> PROBLEM DESCRIPTION
Identify all lines in the data containing the string "both". Copy them out.

[Saved entries]
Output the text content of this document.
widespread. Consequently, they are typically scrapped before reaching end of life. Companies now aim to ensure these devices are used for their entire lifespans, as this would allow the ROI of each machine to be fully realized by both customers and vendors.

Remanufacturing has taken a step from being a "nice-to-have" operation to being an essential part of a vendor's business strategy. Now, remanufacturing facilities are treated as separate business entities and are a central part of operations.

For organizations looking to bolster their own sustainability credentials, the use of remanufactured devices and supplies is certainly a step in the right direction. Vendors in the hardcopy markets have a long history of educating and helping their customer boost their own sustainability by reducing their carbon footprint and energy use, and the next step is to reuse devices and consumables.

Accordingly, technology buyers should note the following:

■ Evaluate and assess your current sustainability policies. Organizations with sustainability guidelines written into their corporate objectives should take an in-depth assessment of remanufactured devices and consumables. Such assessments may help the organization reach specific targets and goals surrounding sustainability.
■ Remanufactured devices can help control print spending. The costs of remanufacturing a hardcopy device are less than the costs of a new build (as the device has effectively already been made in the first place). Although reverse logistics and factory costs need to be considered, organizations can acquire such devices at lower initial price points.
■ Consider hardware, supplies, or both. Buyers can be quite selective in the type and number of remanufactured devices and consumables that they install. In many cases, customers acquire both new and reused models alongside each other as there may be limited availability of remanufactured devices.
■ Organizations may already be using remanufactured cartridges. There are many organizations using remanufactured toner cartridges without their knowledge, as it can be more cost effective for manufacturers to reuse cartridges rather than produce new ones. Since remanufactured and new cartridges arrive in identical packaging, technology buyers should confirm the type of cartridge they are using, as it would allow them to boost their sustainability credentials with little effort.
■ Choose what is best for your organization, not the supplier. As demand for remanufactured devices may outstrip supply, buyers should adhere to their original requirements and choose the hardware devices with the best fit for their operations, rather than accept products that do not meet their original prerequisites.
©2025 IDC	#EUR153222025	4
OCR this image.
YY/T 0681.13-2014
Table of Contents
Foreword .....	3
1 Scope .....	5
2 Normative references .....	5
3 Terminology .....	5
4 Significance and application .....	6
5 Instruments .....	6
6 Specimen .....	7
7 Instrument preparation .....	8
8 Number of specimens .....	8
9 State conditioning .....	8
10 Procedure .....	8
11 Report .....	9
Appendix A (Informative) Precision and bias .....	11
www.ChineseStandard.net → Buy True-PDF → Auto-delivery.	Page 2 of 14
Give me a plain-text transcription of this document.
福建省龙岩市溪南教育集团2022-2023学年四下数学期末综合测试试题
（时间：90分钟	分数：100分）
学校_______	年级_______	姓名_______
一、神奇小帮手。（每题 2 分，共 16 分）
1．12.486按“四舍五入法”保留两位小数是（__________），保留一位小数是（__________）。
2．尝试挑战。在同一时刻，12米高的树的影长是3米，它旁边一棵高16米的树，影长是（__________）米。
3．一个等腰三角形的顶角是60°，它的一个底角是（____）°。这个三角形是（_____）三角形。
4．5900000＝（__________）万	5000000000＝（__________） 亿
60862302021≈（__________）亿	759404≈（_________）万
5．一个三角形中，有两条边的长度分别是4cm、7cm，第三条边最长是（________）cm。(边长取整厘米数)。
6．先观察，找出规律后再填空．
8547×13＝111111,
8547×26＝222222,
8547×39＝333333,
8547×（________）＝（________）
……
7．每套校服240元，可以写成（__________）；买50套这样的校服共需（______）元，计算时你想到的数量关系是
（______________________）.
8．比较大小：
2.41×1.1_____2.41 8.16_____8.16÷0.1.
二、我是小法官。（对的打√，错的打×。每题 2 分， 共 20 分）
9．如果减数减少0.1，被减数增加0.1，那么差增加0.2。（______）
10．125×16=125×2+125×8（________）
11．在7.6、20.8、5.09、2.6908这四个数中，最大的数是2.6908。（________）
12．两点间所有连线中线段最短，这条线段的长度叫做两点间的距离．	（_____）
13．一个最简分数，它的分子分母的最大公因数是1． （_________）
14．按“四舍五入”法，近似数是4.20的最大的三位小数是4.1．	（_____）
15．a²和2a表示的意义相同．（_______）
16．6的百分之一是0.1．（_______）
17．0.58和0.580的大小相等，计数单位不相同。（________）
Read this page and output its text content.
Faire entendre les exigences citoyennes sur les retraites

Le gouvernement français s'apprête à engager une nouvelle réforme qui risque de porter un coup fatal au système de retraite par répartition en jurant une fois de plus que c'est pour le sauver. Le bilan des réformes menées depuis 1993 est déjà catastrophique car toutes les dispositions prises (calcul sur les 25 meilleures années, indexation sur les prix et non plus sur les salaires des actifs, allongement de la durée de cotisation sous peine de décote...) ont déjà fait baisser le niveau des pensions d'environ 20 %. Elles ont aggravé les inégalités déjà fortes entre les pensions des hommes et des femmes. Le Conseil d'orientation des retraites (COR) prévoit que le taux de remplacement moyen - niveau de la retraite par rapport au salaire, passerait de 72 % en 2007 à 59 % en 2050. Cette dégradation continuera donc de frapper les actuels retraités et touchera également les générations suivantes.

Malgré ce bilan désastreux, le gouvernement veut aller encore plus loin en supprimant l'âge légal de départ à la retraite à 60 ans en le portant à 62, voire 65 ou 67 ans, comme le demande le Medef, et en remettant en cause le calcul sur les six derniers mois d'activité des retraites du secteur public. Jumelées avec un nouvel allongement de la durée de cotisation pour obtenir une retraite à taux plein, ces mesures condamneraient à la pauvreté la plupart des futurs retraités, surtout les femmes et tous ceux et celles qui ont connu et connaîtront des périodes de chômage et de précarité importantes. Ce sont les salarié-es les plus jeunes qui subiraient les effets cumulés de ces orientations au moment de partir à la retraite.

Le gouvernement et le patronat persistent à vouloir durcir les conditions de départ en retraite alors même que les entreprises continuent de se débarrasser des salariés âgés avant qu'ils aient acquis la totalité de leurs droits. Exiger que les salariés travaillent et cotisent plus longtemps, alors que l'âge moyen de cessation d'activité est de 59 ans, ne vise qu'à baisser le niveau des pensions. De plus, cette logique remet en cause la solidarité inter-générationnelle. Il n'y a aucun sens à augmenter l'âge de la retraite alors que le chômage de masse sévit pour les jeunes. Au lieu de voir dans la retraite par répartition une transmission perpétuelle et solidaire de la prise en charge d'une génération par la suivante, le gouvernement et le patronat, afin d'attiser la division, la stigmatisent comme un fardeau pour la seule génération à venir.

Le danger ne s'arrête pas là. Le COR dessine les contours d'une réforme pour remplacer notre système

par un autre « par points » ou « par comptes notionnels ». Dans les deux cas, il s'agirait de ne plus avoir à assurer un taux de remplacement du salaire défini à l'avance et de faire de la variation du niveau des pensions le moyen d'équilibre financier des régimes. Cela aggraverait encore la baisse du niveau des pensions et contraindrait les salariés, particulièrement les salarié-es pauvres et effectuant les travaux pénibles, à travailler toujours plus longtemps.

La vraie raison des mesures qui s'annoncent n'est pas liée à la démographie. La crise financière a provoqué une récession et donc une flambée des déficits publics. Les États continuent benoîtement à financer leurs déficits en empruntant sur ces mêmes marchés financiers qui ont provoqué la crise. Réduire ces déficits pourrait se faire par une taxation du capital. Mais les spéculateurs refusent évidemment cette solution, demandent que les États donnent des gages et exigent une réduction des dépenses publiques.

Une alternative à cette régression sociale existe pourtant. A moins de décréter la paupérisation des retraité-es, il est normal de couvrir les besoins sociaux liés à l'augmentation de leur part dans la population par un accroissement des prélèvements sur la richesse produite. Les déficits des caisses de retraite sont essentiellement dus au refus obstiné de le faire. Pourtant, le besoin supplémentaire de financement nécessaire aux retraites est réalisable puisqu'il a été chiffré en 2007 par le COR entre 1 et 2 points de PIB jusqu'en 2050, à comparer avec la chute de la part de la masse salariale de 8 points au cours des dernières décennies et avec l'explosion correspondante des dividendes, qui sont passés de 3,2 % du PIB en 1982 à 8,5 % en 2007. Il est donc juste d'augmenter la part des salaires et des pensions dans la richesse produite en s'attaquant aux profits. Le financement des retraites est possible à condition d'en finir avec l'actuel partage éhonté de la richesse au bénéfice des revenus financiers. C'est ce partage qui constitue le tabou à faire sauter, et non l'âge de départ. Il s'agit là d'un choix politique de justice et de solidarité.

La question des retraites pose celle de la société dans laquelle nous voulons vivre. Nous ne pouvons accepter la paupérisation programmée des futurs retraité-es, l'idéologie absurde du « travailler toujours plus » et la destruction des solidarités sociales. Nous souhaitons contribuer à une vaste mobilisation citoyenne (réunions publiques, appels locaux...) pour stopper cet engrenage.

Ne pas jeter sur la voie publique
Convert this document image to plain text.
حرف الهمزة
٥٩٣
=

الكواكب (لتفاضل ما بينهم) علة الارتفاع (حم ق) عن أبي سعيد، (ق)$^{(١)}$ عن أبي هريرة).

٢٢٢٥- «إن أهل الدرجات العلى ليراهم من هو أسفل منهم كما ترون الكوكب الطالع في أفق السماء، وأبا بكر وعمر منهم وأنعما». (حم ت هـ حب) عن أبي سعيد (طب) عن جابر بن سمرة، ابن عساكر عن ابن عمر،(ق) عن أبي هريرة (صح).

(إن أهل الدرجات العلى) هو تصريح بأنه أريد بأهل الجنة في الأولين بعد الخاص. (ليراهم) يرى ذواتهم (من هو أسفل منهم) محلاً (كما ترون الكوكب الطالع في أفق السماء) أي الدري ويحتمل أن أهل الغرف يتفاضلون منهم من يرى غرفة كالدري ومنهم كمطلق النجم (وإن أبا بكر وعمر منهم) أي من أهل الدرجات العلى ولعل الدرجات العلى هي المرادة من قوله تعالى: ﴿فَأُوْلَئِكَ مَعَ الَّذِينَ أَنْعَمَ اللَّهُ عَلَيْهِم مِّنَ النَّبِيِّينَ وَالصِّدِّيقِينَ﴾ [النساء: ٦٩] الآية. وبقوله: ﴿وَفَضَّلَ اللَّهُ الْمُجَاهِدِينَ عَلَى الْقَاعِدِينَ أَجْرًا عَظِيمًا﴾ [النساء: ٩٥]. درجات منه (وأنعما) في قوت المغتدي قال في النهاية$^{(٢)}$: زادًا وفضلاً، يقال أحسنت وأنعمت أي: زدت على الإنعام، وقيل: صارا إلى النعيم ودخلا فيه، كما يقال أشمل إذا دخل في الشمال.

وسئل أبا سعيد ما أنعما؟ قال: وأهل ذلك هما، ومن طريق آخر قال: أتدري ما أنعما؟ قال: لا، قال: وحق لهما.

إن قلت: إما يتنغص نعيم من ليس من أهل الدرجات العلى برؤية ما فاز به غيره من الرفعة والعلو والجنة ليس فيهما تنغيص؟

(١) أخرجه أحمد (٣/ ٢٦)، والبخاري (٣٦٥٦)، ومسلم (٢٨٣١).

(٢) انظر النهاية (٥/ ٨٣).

> CORRECT ANSWER
widespread. Consequently, they are typically scrapped before reaching end of life. Companies now aim to ensure these devices are used for their entire lifespans, as this would allow the ROI of each machine to be fully realized by both customers and vendors.
■ Consider hardware, supplies, or both. Buyers can be quite selective in the type and number of remanufactured devices and consumables that they install. In many cases, customers acquire both new and reused models alongside each other as there may be limited availability of remanufactured devices.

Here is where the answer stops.